┌─ Task material

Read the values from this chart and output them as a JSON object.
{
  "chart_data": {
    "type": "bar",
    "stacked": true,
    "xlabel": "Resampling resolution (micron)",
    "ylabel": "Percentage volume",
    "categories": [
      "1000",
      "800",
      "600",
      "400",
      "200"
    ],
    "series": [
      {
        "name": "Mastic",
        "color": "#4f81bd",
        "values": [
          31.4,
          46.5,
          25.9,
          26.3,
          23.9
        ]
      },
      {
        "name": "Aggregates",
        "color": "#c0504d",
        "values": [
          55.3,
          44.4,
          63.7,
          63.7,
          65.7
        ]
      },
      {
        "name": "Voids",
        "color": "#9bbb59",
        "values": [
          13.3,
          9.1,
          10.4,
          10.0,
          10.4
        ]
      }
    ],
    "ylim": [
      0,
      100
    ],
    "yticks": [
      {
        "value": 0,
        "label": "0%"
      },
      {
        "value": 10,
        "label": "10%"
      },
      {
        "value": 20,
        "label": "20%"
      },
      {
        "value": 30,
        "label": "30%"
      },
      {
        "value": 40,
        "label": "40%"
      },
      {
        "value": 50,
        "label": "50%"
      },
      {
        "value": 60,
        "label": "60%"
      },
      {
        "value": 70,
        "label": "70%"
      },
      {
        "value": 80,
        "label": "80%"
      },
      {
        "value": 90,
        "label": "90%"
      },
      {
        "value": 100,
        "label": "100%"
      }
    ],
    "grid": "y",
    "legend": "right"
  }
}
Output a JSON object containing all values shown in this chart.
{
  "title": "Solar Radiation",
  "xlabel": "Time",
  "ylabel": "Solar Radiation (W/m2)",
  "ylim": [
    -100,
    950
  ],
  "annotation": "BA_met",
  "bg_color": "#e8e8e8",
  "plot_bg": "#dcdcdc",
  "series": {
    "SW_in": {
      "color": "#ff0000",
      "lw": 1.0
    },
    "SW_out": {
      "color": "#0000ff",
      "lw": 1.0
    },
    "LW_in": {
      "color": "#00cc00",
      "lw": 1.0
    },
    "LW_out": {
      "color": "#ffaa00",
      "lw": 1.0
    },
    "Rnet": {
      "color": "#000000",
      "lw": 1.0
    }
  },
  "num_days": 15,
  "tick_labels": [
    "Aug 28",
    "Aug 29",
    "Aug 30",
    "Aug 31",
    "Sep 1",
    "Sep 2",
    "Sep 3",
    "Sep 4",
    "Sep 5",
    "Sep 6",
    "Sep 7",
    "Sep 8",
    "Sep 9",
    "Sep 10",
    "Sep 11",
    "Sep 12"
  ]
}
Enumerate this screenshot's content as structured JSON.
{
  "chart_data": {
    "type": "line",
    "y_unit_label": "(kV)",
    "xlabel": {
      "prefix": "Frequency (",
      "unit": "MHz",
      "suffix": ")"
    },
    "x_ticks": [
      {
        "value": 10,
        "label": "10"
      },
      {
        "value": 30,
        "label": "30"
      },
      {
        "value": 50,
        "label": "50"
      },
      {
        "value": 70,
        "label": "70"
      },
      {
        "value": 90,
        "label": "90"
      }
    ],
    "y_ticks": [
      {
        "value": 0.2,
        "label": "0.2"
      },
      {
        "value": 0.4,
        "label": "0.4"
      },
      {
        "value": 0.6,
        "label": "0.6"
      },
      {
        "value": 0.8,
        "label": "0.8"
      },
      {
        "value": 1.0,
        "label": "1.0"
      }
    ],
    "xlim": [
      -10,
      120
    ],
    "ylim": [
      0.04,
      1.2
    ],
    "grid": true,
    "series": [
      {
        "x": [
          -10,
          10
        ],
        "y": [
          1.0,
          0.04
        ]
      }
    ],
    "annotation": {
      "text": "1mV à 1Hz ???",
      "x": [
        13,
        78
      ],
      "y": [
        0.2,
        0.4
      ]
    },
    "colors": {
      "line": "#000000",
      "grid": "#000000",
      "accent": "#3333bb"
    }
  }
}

└─

**Stated exercise:** From the listing above, copy out each line where the word "ylabel" appears.

**Answer to this exercise:**
    "ylabel": "Percentage volume",
  "ylabel": "Solar Radiation (W/m2)",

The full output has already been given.